Tally up the lines where the string "LULC" appears; reply with the number only.

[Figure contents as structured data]
★ ★ ★ ★ ★ ★ ★

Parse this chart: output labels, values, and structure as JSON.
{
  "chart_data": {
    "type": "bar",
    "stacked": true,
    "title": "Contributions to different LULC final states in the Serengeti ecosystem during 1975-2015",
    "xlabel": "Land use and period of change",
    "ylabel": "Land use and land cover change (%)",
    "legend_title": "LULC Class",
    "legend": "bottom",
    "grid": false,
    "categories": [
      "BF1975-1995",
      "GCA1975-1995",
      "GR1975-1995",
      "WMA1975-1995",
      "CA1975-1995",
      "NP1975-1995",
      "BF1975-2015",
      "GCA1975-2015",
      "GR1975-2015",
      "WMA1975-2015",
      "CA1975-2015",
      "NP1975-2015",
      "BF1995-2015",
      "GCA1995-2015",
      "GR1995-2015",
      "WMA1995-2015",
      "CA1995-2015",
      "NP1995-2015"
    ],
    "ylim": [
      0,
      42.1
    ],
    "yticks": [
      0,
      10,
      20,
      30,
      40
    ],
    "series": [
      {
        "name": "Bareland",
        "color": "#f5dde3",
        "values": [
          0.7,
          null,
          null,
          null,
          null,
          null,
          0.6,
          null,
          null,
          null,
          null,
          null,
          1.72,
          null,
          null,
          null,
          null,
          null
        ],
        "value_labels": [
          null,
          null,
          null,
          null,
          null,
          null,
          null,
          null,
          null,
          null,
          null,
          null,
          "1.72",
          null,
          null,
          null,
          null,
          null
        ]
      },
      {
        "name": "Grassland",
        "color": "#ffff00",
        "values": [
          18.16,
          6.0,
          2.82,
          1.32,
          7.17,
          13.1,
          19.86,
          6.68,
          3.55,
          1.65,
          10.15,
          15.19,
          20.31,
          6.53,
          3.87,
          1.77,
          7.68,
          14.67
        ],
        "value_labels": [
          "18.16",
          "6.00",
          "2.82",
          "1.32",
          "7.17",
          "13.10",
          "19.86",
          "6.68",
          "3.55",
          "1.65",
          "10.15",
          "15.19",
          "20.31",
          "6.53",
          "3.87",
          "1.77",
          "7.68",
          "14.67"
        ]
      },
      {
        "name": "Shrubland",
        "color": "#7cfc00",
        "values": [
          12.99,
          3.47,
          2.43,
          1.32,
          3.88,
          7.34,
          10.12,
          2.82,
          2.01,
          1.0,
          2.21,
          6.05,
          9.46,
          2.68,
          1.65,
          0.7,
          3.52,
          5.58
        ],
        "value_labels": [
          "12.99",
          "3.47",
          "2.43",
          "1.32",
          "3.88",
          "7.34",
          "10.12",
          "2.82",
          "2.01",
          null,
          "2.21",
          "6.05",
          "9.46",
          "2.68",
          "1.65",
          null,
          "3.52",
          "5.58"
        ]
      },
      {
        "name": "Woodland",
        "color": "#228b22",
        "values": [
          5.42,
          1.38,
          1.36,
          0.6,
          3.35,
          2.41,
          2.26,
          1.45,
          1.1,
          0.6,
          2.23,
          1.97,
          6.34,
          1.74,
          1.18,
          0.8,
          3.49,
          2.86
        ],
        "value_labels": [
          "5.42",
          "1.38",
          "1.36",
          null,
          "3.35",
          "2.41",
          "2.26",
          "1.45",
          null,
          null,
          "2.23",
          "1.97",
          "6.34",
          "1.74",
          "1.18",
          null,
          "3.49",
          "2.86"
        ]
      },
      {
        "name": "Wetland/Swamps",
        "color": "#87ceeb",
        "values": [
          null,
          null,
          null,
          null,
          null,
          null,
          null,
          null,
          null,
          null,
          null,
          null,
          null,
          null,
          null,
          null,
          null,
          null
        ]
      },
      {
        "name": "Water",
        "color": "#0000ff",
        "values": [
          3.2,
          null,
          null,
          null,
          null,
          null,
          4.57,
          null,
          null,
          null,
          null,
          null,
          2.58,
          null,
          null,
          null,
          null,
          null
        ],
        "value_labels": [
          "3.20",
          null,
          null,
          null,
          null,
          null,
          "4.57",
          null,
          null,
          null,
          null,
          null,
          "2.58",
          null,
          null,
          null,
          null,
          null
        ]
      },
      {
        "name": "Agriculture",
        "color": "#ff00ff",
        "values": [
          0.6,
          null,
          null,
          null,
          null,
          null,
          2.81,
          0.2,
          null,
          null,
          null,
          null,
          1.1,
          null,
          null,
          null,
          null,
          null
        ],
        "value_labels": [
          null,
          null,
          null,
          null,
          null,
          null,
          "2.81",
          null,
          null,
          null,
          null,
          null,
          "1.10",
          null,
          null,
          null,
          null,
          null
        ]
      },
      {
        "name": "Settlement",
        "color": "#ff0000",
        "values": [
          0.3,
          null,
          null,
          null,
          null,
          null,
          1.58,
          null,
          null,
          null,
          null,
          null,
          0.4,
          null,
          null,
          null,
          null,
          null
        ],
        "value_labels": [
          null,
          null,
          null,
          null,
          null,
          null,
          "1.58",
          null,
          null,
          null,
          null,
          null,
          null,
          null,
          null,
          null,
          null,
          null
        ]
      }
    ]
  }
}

★ ★ ★ ★ ★ ★ ★

> _IN RESPONSE_
2